Source records:
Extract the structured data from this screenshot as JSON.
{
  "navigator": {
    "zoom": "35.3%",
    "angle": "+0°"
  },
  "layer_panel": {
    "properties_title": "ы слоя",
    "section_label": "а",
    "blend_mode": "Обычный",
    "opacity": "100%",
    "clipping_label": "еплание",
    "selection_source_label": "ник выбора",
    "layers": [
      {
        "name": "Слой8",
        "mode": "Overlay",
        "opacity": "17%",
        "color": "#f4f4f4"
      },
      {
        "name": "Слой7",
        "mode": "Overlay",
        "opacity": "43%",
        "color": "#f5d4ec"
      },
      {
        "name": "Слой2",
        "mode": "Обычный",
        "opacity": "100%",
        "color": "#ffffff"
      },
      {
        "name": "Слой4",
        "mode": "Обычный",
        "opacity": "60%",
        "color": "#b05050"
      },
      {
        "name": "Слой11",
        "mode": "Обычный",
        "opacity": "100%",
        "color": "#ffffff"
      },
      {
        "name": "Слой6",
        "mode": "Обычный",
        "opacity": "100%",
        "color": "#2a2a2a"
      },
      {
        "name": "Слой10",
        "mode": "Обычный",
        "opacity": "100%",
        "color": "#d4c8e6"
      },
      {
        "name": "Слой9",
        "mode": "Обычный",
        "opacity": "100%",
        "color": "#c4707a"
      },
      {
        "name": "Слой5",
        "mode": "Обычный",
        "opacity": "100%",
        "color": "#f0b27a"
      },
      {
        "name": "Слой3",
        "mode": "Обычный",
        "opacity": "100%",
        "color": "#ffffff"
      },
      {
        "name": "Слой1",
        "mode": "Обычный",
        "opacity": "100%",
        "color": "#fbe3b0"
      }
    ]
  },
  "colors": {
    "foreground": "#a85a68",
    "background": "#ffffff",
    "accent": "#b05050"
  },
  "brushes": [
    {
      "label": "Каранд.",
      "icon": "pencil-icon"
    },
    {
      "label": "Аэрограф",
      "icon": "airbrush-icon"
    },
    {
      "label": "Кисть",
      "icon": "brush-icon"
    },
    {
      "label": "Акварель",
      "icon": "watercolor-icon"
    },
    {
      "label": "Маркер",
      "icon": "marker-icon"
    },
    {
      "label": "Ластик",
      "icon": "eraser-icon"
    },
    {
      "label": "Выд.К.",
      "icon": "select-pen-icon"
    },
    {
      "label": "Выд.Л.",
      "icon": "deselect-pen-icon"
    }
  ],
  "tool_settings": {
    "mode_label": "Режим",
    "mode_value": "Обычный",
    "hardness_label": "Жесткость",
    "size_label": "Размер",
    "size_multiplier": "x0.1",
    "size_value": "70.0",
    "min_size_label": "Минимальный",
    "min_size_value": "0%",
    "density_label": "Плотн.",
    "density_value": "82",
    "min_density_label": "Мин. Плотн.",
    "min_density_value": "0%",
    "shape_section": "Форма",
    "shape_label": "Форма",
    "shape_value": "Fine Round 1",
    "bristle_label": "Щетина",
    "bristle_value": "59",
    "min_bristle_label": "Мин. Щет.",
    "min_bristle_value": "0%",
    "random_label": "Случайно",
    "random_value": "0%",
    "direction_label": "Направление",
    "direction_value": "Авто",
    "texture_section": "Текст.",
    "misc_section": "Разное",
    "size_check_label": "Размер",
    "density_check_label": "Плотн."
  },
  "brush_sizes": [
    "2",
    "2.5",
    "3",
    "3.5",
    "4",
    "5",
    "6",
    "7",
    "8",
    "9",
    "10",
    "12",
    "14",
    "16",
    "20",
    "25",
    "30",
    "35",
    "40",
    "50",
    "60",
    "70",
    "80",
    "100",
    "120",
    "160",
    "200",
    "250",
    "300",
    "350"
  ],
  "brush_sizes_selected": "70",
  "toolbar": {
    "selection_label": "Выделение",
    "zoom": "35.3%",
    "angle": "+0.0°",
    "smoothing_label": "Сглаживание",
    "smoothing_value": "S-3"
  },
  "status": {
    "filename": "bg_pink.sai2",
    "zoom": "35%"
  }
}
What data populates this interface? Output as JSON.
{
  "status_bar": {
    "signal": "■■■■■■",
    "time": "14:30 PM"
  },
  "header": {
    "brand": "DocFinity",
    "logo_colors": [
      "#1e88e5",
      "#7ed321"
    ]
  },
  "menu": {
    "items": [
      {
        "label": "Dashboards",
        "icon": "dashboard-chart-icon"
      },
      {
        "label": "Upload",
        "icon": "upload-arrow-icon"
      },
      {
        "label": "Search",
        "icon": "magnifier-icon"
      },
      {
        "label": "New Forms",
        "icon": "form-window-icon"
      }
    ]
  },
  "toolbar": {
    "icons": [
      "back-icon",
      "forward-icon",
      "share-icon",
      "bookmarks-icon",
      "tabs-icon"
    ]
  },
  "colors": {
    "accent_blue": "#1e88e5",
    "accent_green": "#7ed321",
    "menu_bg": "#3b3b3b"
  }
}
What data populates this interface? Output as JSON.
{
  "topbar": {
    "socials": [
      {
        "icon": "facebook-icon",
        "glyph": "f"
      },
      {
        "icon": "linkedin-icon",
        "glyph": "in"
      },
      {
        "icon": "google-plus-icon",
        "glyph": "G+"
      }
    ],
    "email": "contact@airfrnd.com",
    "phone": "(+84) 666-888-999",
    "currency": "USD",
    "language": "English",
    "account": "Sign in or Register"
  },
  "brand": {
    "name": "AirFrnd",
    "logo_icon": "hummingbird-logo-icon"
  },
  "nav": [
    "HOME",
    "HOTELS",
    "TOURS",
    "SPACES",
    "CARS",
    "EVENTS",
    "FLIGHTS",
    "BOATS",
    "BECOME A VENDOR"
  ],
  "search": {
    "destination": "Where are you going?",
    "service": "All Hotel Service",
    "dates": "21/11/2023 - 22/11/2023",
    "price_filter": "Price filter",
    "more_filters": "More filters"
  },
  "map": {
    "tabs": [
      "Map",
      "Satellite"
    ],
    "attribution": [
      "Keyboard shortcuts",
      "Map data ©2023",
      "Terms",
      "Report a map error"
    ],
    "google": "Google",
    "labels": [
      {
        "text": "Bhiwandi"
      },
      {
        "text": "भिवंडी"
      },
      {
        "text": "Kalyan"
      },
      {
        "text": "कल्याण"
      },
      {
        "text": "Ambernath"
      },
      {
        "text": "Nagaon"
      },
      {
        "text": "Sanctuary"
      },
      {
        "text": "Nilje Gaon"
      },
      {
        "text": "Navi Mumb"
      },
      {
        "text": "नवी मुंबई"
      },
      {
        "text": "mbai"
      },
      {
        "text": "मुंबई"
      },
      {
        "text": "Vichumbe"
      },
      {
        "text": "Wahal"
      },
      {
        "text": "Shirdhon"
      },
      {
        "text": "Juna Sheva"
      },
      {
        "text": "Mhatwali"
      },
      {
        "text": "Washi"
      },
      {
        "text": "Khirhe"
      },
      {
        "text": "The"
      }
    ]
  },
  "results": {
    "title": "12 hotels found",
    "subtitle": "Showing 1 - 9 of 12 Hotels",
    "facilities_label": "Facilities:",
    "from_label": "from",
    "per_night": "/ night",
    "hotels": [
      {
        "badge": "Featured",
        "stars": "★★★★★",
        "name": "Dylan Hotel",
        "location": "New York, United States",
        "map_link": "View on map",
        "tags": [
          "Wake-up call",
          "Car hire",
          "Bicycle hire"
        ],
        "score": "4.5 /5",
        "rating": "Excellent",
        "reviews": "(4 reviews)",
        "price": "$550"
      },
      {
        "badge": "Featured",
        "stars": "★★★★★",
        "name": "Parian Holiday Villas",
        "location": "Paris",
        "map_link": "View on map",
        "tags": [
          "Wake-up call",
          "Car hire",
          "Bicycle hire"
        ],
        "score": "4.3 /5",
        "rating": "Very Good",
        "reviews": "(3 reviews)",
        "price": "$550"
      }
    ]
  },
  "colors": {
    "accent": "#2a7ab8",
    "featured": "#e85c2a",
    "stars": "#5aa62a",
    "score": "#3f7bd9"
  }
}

Your objective: Using the material above, copy every line in which the string "Форма" occurs.

Result below:
    "shape_section": "Форма",
    "shape_label": "Форма",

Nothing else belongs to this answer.